Supplied entries ▸
* BEGIN *
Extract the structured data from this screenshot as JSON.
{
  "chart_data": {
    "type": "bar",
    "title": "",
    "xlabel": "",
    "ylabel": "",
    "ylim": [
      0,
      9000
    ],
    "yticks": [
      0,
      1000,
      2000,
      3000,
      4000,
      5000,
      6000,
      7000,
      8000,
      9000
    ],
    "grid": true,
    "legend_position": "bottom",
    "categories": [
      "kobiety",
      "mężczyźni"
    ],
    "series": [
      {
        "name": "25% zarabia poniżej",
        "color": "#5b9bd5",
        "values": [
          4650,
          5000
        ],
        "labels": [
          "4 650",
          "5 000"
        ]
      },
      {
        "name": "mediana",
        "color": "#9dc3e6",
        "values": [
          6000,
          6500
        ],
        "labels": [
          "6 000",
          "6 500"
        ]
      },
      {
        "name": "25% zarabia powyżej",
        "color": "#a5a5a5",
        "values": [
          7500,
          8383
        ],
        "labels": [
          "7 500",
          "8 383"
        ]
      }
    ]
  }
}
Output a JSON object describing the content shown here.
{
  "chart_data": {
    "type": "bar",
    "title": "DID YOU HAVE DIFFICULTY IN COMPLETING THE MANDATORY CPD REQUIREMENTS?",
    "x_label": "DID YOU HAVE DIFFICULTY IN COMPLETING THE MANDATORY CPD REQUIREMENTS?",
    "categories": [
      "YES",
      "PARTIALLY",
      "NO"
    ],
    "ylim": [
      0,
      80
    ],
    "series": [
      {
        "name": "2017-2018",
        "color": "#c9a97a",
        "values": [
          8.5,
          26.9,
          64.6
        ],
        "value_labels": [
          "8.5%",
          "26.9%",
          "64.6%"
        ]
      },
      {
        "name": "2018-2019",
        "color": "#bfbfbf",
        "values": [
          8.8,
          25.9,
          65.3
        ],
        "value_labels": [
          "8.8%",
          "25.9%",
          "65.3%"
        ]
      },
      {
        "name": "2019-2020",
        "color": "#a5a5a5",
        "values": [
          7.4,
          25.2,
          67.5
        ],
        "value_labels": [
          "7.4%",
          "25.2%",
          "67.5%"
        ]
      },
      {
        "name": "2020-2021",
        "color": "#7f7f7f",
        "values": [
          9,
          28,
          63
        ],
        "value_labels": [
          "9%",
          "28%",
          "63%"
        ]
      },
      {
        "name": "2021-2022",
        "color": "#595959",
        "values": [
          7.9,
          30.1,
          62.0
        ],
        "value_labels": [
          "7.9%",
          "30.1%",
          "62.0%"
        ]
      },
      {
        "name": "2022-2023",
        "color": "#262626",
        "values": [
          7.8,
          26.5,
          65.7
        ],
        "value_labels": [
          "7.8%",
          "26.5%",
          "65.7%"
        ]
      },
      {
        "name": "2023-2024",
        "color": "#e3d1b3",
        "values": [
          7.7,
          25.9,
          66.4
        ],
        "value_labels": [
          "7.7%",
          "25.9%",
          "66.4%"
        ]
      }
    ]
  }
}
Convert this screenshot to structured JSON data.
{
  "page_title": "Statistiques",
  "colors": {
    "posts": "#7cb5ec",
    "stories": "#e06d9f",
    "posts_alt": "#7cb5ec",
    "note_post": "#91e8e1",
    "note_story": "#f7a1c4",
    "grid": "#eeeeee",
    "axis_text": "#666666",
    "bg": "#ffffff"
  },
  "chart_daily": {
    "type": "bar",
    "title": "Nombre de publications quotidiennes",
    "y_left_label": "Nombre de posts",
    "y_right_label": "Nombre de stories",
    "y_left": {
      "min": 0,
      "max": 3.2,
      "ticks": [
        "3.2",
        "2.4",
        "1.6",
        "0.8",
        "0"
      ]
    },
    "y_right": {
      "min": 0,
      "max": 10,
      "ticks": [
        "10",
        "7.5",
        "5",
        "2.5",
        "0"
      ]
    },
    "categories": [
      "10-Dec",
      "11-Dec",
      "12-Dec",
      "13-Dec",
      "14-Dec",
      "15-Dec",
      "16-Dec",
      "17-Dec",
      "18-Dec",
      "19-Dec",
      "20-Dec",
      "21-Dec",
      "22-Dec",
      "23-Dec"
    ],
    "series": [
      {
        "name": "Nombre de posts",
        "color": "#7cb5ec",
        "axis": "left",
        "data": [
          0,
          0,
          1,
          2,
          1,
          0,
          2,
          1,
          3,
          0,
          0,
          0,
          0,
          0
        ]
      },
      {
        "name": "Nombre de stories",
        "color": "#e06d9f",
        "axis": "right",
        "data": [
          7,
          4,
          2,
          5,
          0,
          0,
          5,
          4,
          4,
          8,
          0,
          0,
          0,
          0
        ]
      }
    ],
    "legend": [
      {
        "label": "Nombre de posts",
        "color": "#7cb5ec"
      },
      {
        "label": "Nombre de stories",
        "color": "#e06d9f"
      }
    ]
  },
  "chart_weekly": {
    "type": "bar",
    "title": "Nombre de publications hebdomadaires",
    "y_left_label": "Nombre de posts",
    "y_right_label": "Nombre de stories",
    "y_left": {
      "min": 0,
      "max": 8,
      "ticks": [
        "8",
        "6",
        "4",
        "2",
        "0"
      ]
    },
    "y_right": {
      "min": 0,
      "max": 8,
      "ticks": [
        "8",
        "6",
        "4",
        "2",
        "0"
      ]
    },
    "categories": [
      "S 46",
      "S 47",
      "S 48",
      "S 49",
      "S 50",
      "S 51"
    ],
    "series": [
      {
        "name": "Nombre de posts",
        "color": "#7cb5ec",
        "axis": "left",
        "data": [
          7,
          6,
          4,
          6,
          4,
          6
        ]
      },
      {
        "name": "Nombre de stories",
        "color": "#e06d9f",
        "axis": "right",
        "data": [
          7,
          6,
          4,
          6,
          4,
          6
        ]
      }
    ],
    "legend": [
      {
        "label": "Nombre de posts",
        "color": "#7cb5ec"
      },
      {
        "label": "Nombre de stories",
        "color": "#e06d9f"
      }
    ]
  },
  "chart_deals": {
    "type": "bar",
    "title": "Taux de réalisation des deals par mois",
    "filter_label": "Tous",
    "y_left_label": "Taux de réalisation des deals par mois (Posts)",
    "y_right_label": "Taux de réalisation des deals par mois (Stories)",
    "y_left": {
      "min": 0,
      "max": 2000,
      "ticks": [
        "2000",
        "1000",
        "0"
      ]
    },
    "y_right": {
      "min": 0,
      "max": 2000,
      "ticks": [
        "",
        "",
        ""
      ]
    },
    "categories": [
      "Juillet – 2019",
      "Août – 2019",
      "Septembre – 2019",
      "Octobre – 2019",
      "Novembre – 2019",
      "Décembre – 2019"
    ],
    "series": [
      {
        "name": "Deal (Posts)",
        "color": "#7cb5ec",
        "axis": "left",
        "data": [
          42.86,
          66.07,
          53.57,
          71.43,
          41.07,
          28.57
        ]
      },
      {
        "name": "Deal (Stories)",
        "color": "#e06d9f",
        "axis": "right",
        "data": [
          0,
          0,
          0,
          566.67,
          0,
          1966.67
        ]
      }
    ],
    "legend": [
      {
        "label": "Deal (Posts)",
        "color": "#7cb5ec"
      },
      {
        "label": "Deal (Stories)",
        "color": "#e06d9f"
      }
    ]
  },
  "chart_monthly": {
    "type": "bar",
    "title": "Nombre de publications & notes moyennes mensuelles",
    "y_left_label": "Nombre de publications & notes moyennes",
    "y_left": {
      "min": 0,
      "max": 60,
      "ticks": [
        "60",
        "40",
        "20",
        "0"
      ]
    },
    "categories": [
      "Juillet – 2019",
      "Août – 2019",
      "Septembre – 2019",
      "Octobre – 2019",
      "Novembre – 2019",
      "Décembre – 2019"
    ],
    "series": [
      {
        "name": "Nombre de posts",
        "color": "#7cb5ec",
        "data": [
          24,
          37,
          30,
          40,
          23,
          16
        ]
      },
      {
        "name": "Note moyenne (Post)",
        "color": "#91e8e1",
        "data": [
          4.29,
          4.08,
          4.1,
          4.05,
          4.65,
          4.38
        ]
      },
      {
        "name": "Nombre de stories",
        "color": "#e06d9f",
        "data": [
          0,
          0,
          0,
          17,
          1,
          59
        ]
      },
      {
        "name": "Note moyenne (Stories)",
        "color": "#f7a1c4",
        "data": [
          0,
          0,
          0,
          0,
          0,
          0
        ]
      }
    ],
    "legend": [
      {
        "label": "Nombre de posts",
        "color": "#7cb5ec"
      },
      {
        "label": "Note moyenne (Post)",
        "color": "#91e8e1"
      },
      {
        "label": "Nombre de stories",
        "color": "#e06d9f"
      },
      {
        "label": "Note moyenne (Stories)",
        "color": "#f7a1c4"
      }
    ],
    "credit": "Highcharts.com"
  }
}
* END *
Goal ▸ Go through the listing above and locate each line that holds the word "mois". Copy those lines.

Result ▸
    "title": "Taux de réalisation des deals par mois",
    "y_left_label": "Taux de réalisation des deals par mois (Posts)",
    "y_right_label": "Taux de réalisation des deals par mois (Stories)",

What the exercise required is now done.